Records contained in a dataset:
-- Begin --

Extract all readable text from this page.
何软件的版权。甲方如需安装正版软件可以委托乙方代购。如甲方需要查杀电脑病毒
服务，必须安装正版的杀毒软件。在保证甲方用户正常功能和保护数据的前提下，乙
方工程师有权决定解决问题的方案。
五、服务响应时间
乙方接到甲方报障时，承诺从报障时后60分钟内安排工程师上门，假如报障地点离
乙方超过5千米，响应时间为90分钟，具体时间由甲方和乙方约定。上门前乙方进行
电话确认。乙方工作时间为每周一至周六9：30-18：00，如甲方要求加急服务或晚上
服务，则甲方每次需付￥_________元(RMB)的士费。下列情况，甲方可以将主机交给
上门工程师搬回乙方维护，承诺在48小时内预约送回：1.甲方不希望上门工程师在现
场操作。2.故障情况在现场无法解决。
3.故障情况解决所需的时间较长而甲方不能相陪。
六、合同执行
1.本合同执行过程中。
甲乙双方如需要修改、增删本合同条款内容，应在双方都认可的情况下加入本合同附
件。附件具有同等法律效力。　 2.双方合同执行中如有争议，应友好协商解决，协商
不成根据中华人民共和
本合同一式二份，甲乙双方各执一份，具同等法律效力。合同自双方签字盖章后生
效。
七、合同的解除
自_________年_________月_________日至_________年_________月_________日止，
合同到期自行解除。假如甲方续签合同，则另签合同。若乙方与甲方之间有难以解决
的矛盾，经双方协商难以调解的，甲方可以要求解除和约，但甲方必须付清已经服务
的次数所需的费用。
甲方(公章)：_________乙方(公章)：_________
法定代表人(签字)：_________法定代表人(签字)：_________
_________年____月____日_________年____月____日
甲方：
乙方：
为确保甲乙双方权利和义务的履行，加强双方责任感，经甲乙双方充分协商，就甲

-- End --

- **Written task**:
Each line of the material must be restated exactly.

- **Solution to this problem**:
Extract all readable text from this page.
何软件的版权。甲方如需安装正版软件可以委托乙方代购。如甲方需要查杀电脑病毒
服务，必须安装正版的杀毒软件。在保证甲方用户正常功能和保护数据的前提下，乙
方工程师有权决定解决问题的方案。
五、服务响应时间
乙方接到甲方报障时，承诺从报障时后60分钟内安排工程师上门，假如报障地点离
乙方超过5千米，响应时间为90分钟，具体时间由甲方和乙方约定。上门前乙方进行
电话确认。乙方工作时间为每周一至周六9：30-18：00，如甲方要求加急服务或晚上
服务，则甲方每次需付￥_________元(RMB)的士费。下列情况，甲方可以将主机交给
上门工程师搬回乙方维护，承诺在48小时内预约送回：1.甲方不希望上门工程师在现
场操作。2.故障情况在现场无法解决。
3.故障情况解决所需的时间较长而甲方不能相陪。
六、合同执行
1.本合同执行过程中。
甲乙双方如需要修改、增删本合同条款内容，应在双方都认可的情况下加入本合同附
件。附件具有同等法律效力。　 2.双方合同执行中如有争议，应友好协商解决，协商
不成根据中华人民共和
本合同一式二份，甲乙双方各执一份，具同等法律效力。合同自双方签字盖章后生
效。
七、合同的解除
自_________年_________月_________日至_________年_________月_________日止，
合同到期自行解除。假如甲方续签合同，则另签合同。若乙方与甲方之间有难以解决
的矛盾，经双方协商难以调解的，甲方可以要求解除和约，但甲方必须付清已经服务
的次数所需的费用。
甲方(公章)：_________乙方(公章)：_________
法定代表人(签字)：_________法定代表人(签字)：_________
_________年____月____日_________年____月____日
甲方：
乙方：
为确保甲乙双方权利和义务的履行，加强双方责任感，经甲乙双方充分协商，就甲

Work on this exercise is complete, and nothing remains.